Would you pull out every line of the material that contains the string "prefix"?
= = = =
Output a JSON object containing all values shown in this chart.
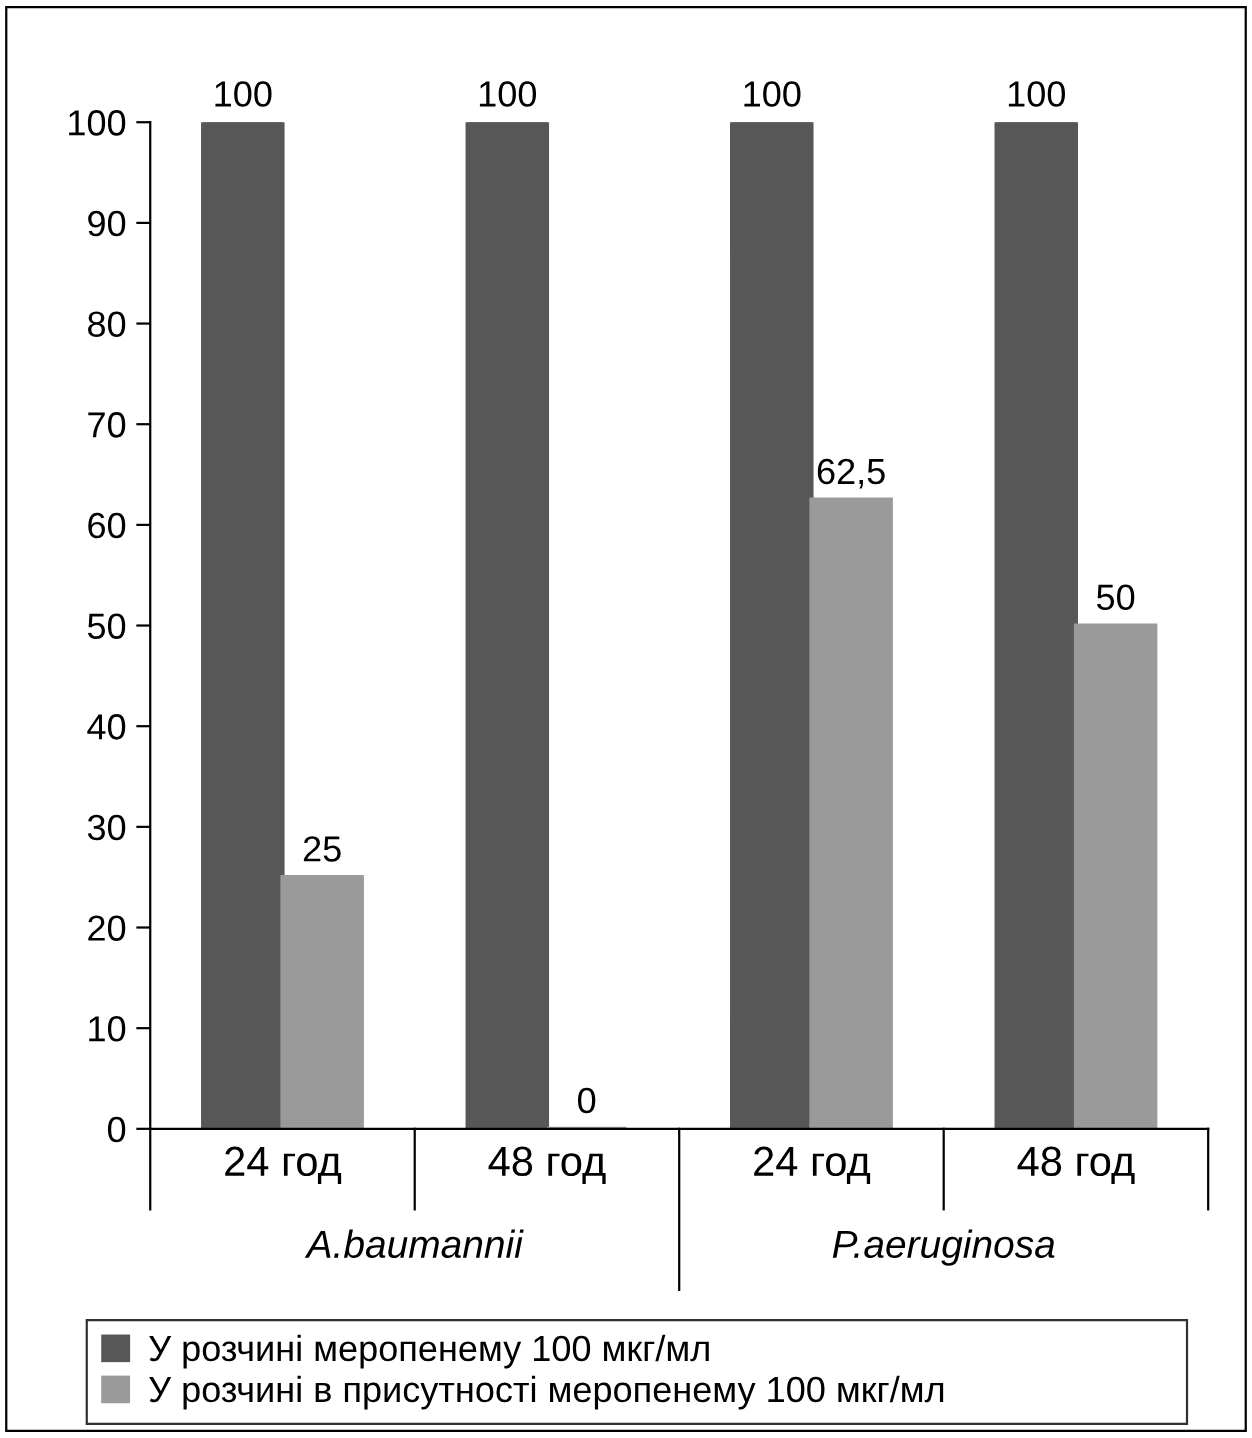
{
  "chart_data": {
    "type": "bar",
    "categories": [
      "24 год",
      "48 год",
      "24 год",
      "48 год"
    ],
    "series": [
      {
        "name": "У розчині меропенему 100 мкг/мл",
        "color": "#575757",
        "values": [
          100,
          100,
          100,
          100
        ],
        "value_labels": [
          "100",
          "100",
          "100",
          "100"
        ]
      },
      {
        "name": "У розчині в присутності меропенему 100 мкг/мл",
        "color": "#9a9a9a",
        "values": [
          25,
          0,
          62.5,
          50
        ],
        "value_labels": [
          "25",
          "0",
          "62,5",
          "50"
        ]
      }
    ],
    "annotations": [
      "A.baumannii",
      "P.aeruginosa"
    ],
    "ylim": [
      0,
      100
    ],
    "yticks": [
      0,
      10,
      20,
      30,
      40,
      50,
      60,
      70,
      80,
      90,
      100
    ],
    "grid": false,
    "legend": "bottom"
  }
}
= = = =
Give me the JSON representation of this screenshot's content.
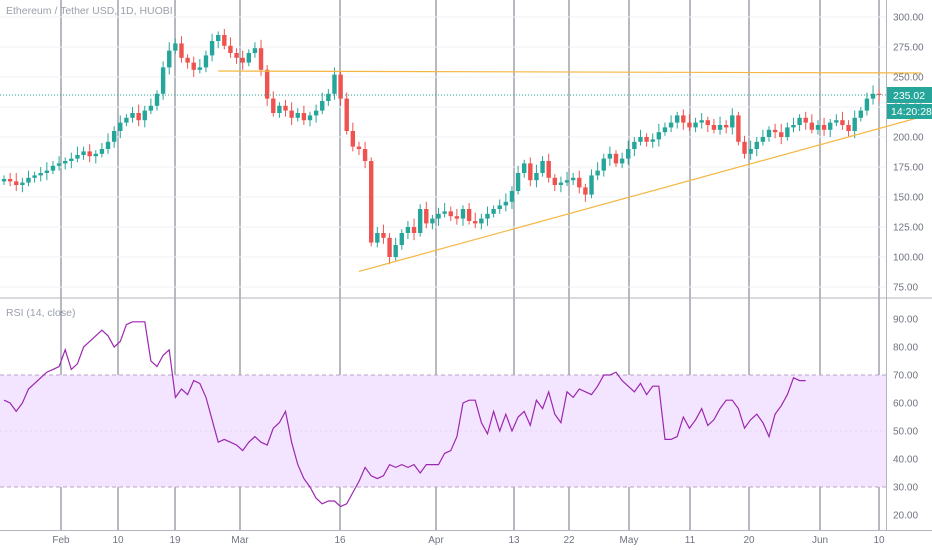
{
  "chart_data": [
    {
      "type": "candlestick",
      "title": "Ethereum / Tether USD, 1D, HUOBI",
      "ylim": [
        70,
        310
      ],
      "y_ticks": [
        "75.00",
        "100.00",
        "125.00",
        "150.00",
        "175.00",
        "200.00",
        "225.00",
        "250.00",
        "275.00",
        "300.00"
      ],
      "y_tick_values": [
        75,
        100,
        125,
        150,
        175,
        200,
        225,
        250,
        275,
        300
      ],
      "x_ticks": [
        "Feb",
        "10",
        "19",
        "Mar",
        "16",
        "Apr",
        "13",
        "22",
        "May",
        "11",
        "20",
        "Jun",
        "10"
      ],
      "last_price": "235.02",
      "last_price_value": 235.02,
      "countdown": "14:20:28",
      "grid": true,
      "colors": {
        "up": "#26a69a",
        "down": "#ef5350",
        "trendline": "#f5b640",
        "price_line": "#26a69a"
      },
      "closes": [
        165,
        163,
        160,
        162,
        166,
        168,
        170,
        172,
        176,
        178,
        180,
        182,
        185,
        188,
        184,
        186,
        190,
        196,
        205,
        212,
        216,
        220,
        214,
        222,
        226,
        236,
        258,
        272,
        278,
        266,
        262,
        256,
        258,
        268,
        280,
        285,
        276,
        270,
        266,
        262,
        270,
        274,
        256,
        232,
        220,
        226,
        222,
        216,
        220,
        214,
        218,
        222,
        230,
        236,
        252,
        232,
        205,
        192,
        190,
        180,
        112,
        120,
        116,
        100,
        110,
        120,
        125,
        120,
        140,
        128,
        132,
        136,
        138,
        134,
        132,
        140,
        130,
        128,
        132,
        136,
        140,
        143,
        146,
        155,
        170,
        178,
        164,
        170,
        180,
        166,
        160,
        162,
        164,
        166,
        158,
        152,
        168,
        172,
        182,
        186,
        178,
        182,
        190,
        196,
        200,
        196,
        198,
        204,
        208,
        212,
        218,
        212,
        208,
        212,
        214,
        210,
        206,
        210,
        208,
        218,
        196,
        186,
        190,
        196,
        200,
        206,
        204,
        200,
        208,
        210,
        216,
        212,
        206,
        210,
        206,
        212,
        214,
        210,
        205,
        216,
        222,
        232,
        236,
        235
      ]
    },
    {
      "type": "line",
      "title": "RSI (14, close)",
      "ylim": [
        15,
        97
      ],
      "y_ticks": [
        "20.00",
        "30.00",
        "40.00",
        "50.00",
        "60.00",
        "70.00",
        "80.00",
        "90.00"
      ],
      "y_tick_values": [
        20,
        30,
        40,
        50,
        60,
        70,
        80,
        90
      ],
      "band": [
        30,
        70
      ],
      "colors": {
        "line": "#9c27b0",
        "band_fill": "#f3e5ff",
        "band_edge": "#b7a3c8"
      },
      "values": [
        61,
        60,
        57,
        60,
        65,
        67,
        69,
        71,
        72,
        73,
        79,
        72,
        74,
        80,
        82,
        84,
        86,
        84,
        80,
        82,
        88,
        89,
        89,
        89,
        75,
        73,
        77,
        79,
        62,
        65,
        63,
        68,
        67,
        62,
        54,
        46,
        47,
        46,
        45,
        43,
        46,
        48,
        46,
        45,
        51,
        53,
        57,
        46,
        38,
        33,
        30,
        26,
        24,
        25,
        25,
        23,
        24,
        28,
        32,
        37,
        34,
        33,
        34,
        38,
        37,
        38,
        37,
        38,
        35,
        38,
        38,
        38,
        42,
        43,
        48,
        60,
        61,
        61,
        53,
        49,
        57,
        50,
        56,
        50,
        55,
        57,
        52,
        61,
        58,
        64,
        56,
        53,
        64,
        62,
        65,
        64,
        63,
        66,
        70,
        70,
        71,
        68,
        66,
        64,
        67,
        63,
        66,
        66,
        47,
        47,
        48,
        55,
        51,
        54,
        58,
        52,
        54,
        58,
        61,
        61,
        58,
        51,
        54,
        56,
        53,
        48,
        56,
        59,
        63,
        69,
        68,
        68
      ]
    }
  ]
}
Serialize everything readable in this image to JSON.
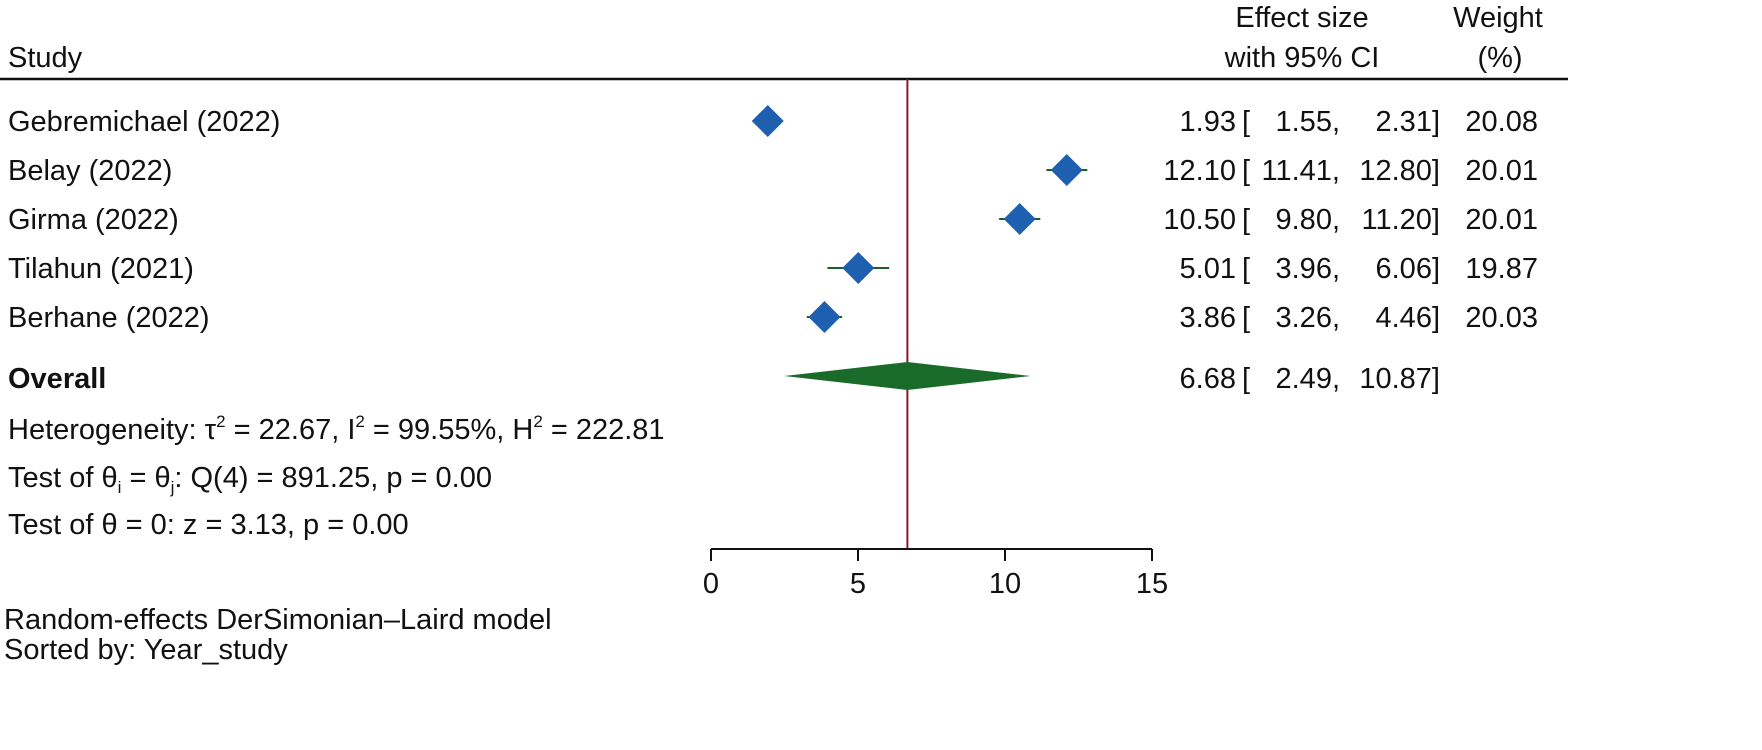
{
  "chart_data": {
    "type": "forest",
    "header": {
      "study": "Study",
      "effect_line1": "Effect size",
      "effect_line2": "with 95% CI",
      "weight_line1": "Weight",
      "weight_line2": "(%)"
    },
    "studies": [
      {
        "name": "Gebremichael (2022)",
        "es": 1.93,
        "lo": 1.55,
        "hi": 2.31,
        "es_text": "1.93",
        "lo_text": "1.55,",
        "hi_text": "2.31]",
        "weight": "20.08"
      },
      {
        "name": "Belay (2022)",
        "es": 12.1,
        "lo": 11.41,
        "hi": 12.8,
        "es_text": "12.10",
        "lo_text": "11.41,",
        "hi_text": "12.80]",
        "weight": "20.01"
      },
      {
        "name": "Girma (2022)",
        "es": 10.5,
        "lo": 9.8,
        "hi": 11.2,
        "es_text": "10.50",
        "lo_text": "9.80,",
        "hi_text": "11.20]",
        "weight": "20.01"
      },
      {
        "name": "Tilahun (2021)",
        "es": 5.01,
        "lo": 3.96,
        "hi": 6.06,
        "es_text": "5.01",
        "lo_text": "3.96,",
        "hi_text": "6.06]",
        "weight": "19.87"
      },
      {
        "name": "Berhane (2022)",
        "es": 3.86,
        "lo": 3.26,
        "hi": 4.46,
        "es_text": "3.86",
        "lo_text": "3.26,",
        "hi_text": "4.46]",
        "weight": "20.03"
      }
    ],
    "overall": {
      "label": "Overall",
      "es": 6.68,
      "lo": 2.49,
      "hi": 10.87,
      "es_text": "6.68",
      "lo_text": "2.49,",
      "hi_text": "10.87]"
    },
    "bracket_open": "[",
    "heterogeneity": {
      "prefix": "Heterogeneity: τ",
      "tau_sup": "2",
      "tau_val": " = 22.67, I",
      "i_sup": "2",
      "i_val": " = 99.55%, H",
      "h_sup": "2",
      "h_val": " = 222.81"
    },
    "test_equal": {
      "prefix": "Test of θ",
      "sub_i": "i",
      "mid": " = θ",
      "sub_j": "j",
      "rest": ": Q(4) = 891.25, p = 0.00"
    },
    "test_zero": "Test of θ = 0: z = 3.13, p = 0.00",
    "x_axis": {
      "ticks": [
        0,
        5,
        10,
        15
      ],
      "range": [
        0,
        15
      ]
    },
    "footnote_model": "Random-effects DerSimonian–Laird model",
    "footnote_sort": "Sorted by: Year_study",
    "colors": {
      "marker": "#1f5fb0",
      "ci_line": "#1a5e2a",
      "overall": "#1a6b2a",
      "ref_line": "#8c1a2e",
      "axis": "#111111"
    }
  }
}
= = = =
TASK RESPONSE >>
      "prefix": "Heterogeneity: τ",
      "prefix": "Test of θ",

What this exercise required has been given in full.